- _WRITTEN TASK_
Copy each of the entries below verbatim, keeping every line in its original order.
═══
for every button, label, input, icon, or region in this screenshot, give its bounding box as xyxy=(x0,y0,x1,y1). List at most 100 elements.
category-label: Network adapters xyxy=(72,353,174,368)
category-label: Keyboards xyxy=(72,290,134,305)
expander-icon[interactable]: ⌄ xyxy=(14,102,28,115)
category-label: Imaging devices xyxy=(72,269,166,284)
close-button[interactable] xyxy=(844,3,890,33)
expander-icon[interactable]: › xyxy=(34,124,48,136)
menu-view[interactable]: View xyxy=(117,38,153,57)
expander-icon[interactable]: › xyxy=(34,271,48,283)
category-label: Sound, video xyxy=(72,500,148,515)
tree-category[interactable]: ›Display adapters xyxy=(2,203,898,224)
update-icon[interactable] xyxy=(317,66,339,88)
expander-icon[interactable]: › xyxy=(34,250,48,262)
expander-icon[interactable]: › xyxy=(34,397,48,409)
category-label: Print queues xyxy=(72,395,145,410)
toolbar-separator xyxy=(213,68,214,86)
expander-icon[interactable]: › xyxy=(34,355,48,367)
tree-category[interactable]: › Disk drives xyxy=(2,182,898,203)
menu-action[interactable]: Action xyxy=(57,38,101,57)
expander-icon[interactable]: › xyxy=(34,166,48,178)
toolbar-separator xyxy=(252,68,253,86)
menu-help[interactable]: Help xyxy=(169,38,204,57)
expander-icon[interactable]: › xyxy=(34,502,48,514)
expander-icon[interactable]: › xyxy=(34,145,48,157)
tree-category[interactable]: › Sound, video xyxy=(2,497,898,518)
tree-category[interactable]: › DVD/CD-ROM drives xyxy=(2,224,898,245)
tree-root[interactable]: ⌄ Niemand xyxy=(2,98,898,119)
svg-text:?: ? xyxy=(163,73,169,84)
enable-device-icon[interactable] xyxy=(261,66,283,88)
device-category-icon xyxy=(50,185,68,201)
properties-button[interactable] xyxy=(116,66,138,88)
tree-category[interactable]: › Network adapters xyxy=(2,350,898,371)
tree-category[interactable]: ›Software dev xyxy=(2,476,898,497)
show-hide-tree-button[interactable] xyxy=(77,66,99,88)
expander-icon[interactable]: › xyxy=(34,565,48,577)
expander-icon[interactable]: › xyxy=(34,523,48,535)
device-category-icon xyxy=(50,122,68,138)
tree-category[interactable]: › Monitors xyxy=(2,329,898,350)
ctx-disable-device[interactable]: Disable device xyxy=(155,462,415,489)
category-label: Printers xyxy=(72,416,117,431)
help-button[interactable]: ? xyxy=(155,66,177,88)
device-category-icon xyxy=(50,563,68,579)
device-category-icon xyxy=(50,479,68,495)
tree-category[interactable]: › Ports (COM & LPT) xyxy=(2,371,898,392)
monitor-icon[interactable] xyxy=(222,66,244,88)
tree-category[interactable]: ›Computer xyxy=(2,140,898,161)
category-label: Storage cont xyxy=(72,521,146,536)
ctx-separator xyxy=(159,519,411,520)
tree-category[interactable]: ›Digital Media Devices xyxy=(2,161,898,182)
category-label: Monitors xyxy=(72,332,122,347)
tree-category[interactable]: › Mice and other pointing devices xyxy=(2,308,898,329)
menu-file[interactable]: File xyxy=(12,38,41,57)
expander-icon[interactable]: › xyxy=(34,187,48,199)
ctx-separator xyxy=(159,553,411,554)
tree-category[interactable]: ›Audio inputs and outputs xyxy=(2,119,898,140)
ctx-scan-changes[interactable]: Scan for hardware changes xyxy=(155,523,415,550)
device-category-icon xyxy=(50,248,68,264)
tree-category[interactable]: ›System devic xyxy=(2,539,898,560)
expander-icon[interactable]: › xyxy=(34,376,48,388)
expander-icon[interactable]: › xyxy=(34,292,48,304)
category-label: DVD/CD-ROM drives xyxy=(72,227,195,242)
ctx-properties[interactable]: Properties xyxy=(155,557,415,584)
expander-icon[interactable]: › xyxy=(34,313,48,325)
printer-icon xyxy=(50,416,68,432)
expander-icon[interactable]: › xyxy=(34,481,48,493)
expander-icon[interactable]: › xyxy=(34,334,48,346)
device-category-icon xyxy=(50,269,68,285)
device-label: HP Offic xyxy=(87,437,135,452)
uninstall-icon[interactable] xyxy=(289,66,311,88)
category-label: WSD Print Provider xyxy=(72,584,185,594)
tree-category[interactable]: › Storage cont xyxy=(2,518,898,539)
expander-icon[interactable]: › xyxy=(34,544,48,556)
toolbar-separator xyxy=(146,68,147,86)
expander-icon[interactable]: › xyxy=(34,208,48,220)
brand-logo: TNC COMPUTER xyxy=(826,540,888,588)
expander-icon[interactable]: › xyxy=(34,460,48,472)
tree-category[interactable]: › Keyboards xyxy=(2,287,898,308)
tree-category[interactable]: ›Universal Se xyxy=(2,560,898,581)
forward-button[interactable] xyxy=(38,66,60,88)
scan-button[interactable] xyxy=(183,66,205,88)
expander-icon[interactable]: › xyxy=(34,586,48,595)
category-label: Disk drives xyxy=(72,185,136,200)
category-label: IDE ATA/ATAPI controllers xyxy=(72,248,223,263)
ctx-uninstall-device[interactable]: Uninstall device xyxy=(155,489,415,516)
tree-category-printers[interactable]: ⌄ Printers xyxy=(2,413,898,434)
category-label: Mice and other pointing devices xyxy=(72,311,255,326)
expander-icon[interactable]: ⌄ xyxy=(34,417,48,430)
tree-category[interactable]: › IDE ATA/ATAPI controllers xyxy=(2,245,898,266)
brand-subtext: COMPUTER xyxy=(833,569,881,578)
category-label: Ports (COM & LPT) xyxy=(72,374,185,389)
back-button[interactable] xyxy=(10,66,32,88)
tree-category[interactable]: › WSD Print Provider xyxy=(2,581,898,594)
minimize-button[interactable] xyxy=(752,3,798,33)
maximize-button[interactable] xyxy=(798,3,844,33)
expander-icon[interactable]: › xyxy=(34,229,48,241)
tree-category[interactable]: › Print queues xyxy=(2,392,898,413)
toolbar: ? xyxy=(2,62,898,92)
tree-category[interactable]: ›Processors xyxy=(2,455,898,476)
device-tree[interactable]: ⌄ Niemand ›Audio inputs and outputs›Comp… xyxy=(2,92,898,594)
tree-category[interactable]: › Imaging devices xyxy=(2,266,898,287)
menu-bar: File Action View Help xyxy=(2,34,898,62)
═══
- _EXERCISE ANSWER_
for every button, label, input, icon, or region in this screenshot, give its bounding box as xyxy=(x0,y0,x1,y1). List at most 100 elements.
category-label: Network adapters xyxy=(72,353,174,368)
category-label: Keyboards xyxy=(72,290,134,305)
expander-icon[interactable]: ⌄ xyxy=(14,102,28,115)
category-label: Imaging devices xyxy=(72,269,166,284)
close-button[interactable] xyxy=(844,3,890,33)
expander-icon[interactable]: › xyxy=(34,124,48,136)
menu-view[interactable]: View xyxy=(117,38,153,57)
expander-icon[interactable]: › xyxy=(34,271,48,283)
category-label: Sound, video xyxy=(72,500,148,515)
tree-category[interactable]: ›Display adapters xyxy=(2,203,898,224)
update-icon[interactable] xyxy=(317,66,339,88)
expander-icon[interactable]: › xyxy=(34,250,48,262)
expander-icon[interactable]: › xyxy=(34,397,48,409)
category-label: Print queues xyxy=(72,395,145,410)
toolbar-separator xyxy=(213,68,214,86)
expander-icon[interactable]: › xyxy=(34,355,48,367)
tree-category[interactable]: › Disk drives xyxy=(2,182,898,203)
menu-action[interactable]: Action xyxy=(57,38,101,57)
expander-icon[interactable]: › xyxy=(34,166,48,178)
toolbar-separator xyxy=(252,68,253,86)
menu-help[interactable]: Help xyxy=(169,38,204,57)
expander-icon[interactable]: › xyxy=(34,502,48,514)
expander-icon[interactable]: › xyxy=(34,145,48,157)
tree-category[interactable]: › Sound, video xyxy=(2,497,898,518)
tree-category[interactable]: › DVD/CD-ROM drives xyxy=(2,224,898,245)
tree-root[interactable]: ⌄ Niemand xyxy=(2,98,898,119)
svg-text:?: ? xyxy=(163,73,169,84)
enable-device-icon[interactable] xyxy=(261,66,283,88)
device-category-icon xyxy=(50,185,68,201)
properties-button[interactable] xyxy=(116,66,138,88)
tree-category[interactable]: › Network adapters xyxy=(2,350,898,371)
tree-category[interactable]: ›Software dev xyxy=(2,476,898,497)
show-hide-tree-button[interactable] xyxy=(77,66,99,88)
expander-icon[interactable]: › xyxy=(34,565,48,577)
expander-icon[interactable]: › xyxy=(34,523,48,535)
device-category-icon xyxy=(50,122,68,138)
tree-category[interactable]: › Monitors xyxy=(2,329,898,350)
ctx-disable-device[interactable]: Disable device xyxy=(155,462,415,489)
category-label: Printers xyxy=(72,416,117,431)
help-button[interactable]: ? xyxy=(155,66,177,88)
device-category-icon xyxy=(50,563,68,579)
device-category-icon xyxy=(50,479,68,495)
tree-category[interactable]: › Ports (COM & LPT) xyxy=(2,371,898,392)
monitor-icon[interactable] xyxy=(222,66,244,88)
tree-category[interactable]: ›Computer xyxy=(2,140,898,161)
category-label: Storage cont xyxy=(72,521,146,536)
ctx-separator xyxy=(159,519,411,520)
tree-category[interactable]: ›Digital Media Devices xyxy=(2,161,898,182)
category-label: Monitors xyxy=(72,332,122,347)
tree-category[interactable]: › Mice and other pointing devices xyxy=(2,308,898,329)
menu-file[interactable]: File xyxy=(12,38,41,57)
expander-icon[interactable]: › xyxy=(34,187,48,199)
ctx-separator xyxy=(159,553,411,554)
tree-category[interactable]: ›Audio inputs and outputs xyxy=(2,119,898,140)
ctx-scan-changes[interactable]: Scan for hardware changes xyxy=(155,523,415,550)
device-category-icon xyxy=(50,248,68,264)
tree-category[interactable]: ›System devic xyxy=(2,539,898,560)
expander-icon[interactable]: › xyxy=(34,376,48,388)
expander-icon[interactable]: › xyxy=(34,292,48,304)
category-label: DVD/CD-ROM drives xyxy=(72,227,195,242)
ctx-properties[interactable]: Properties xyxy=(155,557,415,584)
expander-icon[interactable]: › xyxy=(34,313,48,325)
printer-icon xyxy=(50,416,68,432)
expander-icon[interactable]: › xyxy=(34,481,48,493)
expander-icon[interactable]: › xyxy=(34,334,48,346)
device-category-icon xyxy=(50,269,68,285)
device-label: HP Offic xyxy=(87,437,135,452)
uninstall-icon[interactable] xyxy=(289,66,311,88)
category-label: WSD Print Provider xyxy=(72,584,185,594)
tree-category[interactable]: › Storage cont xyxy=(2,518,898,539)
expander-icon[interactable]: › xyxy=(34,544,48,556)
toolbar-separator xyxy=(146,68,147,86)
expander-icon[interactable]: › xyxy=(34,208,48,220)
brand-logo: TNC COMPUTER xyxy=(826,540,888,588)
expander-icon[interactable]: › xyxy=(34,460,48,472)
tree-category[interactable]: › Keyboards xyxy=(2,287,898,308)
tree-category[interactable]: ›Universal Se xyxy=(2,560,898,581)
forward-button[interactable] xyxy=(38,66,60,88)
scan-button[interactable] xyxy=(183,66,205,88)
expander-icon[interactable]: › xyxy=(34,586,48,595)
category-label: Disk drives xyxy=(72,185,136,200)
category-label: IDE ATA/ATAPI controllers xyxy=(72,248,223,263)
ctx-uninstall-device[interactable]: Uninstall device xyxy=(155,489,415,516)
tree-category-printers[interactable]: ⌄ Printers xyxy=(2,413,898,434)
category-label: Mice and other pointing devices xyxy=(72,311,255,326)
expander-icon[interactable]: ⌄ xyxy=(34,417,48,430)
tree-category[interactable]: › IDE ATA/ATAPI controllers xyxy=(2,245,898,266)
brand-subtext: COMPUTER xyxy=(833,569,881,578)
category-label: Ports (COM & LPT) xyxy=(72,374,185,389)
back-button[interactable] xyxy=(10,66,32,88)
tree-category[interactable]: › WSD Print Provider xyxy=(2,581,898,594)
minimize-button[interactable] xyxy=(752,3,798,33)
maximize-button[interactable] xyxy=(798,3,844,33)
expander-icon[interactable]: › xyxy=(34,229,48,241)
tree-category[interactable]: › Print queues xyxy=(2,392,898,413)
toolbar: ? xyxy=(2,62,898,92)
tree-category[interactable]: ›Processors xyxy=(2,455,898,476)
device-tree[interactable]: ⌄ Niemand ›Audio inputs and outputs›Comp… xyxy=(2,92,898,594)
tree-category[interactable]: › Imaging devices xyxy=(2,266,898,287)
menu-bar: File Action View Help xyxy=(2,34,898,62)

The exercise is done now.